##### RECORDS SHOWN #####

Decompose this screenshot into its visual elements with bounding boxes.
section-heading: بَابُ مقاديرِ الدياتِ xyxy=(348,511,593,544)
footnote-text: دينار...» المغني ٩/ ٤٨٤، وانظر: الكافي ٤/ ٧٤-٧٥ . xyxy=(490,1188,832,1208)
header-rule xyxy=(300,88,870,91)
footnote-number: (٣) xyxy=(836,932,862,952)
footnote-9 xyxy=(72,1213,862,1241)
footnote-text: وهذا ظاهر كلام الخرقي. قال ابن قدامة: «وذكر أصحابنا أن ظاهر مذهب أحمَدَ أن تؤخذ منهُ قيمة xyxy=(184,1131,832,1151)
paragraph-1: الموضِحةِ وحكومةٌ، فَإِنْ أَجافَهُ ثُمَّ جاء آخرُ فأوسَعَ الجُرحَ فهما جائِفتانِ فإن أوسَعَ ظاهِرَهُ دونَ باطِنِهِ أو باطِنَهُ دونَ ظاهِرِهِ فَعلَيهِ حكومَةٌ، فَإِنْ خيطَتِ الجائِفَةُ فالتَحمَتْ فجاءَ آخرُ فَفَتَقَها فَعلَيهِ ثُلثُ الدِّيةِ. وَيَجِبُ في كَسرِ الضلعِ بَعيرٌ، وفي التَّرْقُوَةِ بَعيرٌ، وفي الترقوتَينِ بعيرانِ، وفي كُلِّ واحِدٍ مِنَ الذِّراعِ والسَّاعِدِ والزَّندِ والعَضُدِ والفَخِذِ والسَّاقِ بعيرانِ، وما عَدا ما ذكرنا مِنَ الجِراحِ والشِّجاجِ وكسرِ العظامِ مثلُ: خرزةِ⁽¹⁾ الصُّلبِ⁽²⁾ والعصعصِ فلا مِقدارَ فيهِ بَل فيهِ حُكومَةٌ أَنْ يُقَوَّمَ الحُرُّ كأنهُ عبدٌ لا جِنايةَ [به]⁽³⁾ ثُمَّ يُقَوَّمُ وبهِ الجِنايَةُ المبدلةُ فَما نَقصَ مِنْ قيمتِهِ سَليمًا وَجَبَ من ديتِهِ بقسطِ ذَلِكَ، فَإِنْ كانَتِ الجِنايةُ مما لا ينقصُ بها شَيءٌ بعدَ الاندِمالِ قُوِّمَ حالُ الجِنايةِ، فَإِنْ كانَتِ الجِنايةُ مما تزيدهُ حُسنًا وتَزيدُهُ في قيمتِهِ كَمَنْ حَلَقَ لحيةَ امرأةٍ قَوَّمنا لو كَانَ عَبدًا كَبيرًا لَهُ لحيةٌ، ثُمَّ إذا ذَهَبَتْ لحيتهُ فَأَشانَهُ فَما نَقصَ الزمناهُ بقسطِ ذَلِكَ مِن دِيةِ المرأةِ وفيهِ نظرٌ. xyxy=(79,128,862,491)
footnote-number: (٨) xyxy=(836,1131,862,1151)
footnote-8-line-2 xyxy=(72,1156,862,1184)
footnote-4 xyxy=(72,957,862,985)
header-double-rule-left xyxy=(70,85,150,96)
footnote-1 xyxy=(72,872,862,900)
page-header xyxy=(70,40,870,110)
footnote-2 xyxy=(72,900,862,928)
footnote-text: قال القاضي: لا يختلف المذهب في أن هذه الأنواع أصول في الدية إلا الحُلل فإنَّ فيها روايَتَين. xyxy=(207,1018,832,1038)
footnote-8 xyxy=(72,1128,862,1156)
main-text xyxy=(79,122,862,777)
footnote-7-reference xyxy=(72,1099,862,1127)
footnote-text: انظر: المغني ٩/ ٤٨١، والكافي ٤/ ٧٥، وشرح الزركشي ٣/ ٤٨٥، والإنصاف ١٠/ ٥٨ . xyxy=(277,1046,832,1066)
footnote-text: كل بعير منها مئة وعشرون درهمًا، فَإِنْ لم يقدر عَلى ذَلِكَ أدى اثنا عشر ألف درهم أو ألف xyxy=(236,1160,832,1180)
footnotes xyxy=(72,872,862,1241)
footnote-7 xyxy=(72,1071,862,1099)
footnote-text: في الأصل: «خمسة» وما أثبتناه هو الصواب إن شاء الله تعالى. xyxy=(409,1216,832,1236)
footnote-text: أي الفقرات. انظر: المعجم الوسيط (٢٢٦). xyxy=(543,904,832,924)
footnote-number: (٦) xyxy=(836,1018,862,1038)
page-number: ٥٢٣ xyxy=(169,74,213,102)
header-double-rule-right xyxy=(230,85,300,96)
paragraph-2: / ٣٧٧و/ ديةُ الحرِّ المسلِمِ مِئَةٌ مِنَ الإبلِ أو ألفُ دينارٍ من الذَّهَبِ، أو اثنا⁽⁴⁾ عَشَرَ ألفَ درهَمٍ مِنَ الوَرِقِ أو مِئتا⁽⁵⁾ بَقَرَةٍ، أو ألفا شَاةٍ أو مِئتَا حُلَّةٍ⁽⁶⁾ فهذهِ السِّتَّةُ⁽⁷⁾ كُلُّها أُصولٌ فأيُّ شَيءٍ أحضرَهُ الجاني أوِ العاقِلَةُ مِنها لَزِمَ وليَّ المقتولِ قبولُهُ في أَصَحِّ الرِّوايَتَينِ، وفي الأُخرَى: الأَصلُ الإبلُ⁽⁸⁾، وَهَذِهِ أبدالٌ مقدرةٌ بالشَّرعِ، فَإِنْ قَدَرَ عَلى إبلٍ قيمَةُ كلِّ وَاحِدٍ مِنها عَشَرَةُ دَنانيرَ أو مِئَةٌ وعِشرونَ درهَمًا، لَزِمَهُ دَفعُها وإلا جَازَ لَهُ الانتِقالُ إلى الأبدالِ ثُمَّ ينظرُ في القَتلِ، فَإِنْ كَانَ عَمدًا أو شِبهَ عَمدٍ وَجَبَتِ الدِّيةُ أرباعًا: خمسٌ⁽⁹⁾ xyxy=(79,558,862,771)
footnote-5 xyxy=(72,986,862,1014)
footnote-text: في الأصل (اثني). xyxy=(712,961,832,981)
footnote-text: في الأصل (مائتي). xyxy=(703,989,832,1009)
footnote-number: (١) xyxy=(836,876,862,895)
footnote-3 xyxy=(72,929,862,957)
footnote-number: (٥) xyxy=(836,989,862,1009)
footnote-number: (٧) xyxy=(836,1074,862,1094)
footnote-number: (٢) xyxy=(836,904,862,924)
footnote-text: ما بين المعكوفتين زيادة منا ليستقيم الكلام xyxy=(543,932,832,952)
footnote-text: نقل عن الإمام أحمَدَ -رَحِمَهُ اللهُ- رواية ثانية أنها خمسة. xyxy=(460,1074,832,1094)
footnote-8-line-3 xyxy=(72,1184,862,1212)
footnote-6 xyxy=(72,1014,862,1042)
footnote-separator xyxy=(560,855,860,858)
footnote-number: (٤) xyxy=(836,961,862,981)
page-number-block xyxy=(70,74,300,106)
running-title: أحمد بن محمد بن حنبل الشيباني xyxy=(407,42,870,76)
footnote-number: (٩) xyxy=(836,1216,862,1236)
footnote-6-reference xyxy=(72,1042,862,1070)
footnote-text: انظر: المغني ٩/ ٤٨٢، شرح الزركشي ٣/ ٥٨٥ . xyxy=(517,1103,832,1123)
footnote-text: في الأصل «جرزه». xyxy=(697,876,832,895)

#####

• **EXERCISE PROMPT**
Rewrite all of the data, replacing "footnote-number" with "note-marker" wherever it occurs and leaving every other part untouched.

• **FINISHED EXERCISE**
Decompose this screenshot into its visual elements with bounding boxes.
section-heading: بَابُ مقاديرِ الدياتِ xyxy=(348,511,593,544)
footnote-text: دينار...» المغني ٩/ ٤٨٤، وانظر: الكافي ٤/ ٧٤-٧٥ . xyxy=(490,1188,832,1208)
header-rule xyxy=(300,88,870,91)
note-marker: (٣) xyxy=(836,932,862,952)
footnote-9 xyxy=(72,1213,862,1241)
footnote-text: وهذا ظاهر كلام الخرقي. قال ابن قدامة: «وذكر أصحابنا أن ظاهر مذهب أحمَدَ أن تؤخذ منهُ قيمة xyxy=(184,1131,832,1151)
paragraph-1: الموضِحةِ وحكومةٌ، فَإِنْ أَجافَهُ ثُمَّ جاء آخرُ فأوسَعَ الجُرحَ فهما جائِفتانِ فإن أوسَعَ ظاهِرَهُ دونَ باطِنِهِ أو باطِنَهُ دونَ ظاهِرِهِ فَعلَيهِ حكومَةٌ، فَإِنْ خيطَتِ الجائِفَةُ فالتَحمَتْ فجاءَ آخرُ فَفَتَقَها فَعلَيهِ ثُلثُ الدِّيةِ. وَيَجِبُ في كَسرِ الضلعِ بَعيرٌ، وفي التَّرْقُوَةِ بَعيرٌ، وفي الترقوتَينِ بعيرانِ، وفي كُلِّ واحِدٍ مِنَ الذِّراعِ والسَّاعِدِ والزَّندِ والعَضُدِ والفَخِذِ والسَّاقِ بعيرانِ، وما عَدا ما ذكرنا مِنَ الجِراحِ والشِّجاجِ وكسرِ العظامِ مثلُ: خرزةِ⁽¹⁾ الصُّلبِ⁽²⁾ والعصعصِ فلا مِقدارَ فيهِ بَل فيهِ حُكومَةٌ أَنْ يُقَوَّمَ الحُرُّ كأنهُ عبدٌ لا جِنايةَ [به]⁽³⁾ ثُمَّ يُقَوَّمُ وبهِ الجِنايَةُ المبدلةُ فَما نَقصَ مِنْ قيمتِهِ سَليمًا وَجَبَ من ديتِهِ بقسطِ ذَلِكَ، فَإِنْ كانَتِ الجِنايةُ مما لا ينقصُ بها شَيءٌ بعدَ الاندِمالِ قُوِّمَ حالُ الجِنايةِ، فَإِنْ كانَتِ الجِنايةُ مما تزيدهُ حُسنًا وتَزيدُهُ في قيمتِهِ كَمَنْ حَلَقَ لحيةَ امرأةٍ قَوَّمنا لو كَانَ عَبدًا كَبيرًا لَهُ لحيةٌ، ثُمَّ إذا ذَهَبَتْ لحيتهُ فَأَشانَهُ فَما نَقصَ الزمناهُ بقسطِ ذَلِكَ مِن دِيةِ المرأةِ وفيهِ نظرٌ. xyxy=(79,128,862,491)
note-marker: (٨) xyxy=(836,1131,862,1151)
footnote-8-line-2 xyxy=(72,1156,862,1184)
footnote-4 xyxy=(72,957,862,985)
header-double-rule-left xyxy=(70,85,150,96)
footnote-1 xyxy=(72,872,862,900)
page-header xyxy=(70,40,870,110)
footnote-2 xyxy=(72,900,862,928)
footnote-text: قال القاضي: لا يختلف المذهب في أن هذه الأنواع أصول في الدية إلا الحُلل فإنَّ فيها روايَتَين. xyxy=(207,1018,832,1038)
footnote-8 xyxy=(72,1128,862,1156)
main-text xyxy=(79,122,862,777)
footnote-7-reference xyxy=(72,1099,862,1127)
footnote-text: انظر: المغني ٩/ ٤٨١، والكافي ٤/ ٧٥، وشرح الزركشي ٣/ ٤٨٥، والإنصاف ١٠/ ٥٨ . xyxy=(277,1046,832,1066)
footnote-text: كل بعير منها مئة وعشرون درهمًا، فَإِنْ لم يقدر عَلى ذَلِكَ أدى اثنا عشر ألف درهم أو ألف xyxy=(236,1160,832,1180)
footnotes xyxy=(72,872,862,1241)
footnote-7 xyxy=(72,1071,862,1099)
footnote-text: في الأصل: «خمسة» وما أثبتناه هو الصواب إن شاء الله تعالى. xyxy=(409,1216,832,1236)
footnote-text: أي الفقرات. انظر: المعجم الوسيط (٢٢٦). xyxy=(543,904,832,924)
note-marker: (٦) xyxy=(836,1018,862,1038)
page-number: ٥٢٣ xyxy=(169,74,213,102)
header-double-rule-right xyxy=(230,85,300,96)
paragraph-2: / ٣٧٧و/ ديةُ الحرِّ المسلِمِ مِئَةٌ مِنَ الإبلِ أو ألفُ دينارٍ من الذَّهَبِ، أو اثنا⁽⁴⁾ عَشَرَ ألفَ درهَمٍ مِنَ الوَرِقِ أو مِئتا⁽⁵⁾ بَقَرَةٍ، أو ألفا شَاةٍ أو مِئتَا حُلَّةٍ⁽⁶⁾ فهذهِ السِّتَّةُ⁽⁷⁾ كُلُّها أُصولٌ فأيُّ شَيءٍ أحضرَهُ الجاني أوِ العاقِلَةُ مِنها لَزِمَ وليَّ المقتولِ قبولُهُ في أَصَحِّ الرِّوايَتَينِ، وفي الأُخرَى: الأَصلُ الإبلُ⁽⁸⁾، وَهَذِهِ أبدالٌ مقدرةٌ بالشَّرعِ، فَإِنْ قَدَرَ عَلى إبلٍ قيمَةُ كلِّ وَاحِدٍ مِنها عَشَرَةُ دَنانيرَ أو مِئَةٌ وعِشرونَ درهَمًا، لَزِمَهُ دَفعُها وإلا جَازَ لَهُ الانتِقالُ إلى الأبدالِ ثُمَّ ينظرُ في القَتلِ، فَإِنْ كَانَ عَمدًا أو شِبهَ عَمدٍ وَجَبَتِ الدِّيةُ أرباعًا: خمسٌ⁽⁹⁾ xyxy=(79,558,862,771)
footnote-5 xyxy=(72,986,862,1014)
footnote-text: في الأصل (اثني). xyxy=(712,961,832,981)
footnote-text: في الأصل (مائتي). xyxy=(703,989,832,1009)
note-marker: (١) xyxy=(836,876,862,895)
footnote-3 xyxy=(72,929,862,957)
note-marker: (٥) xyxy=(836,989,862,1009)
note-marker: (٧) xyxy=(836,1074,862,1094)
note-marker: (٢) xyxy=(836,904,862,924)
footnote-text: ما بين المعكوفتين زيادة منا ليستقيم الكلام xyxy=(543,932,832,952)
footnote-text: نقل عن الإمام أحمَدَ -رَحِمَهُ اللهُ- رواية ثانية أنها خمسة. xyxy=(460,1074,832,1094)
footnote-8-line-3 xyxy=(72,1184,862,1212)
footnote-6 xyxy=(72,1014,862,1042)
footnote-separator xyxy=(560,855,860,858)
note-marker: (٤) xyxy=(836,961,862,981)
page-number-block xyxy=(70,74,300,106)
running-title: أحمد بن محمد بن حنبل الشيباني xyxy=(407,42,870,76)
note-marker: (٩) xyxy=(836,1216,862,1236)
footnote-6-reference xyxy=(72,1042,862,1070)
footnote-text: انظر: المغني ٩/ ٤٨٢، شرح الزركشي ٣/ ٥٨٥ . xyxy=(517,1103,832,1123)
footnote-text: في الأصل «جرزه». xyxy=(697,876,832,895)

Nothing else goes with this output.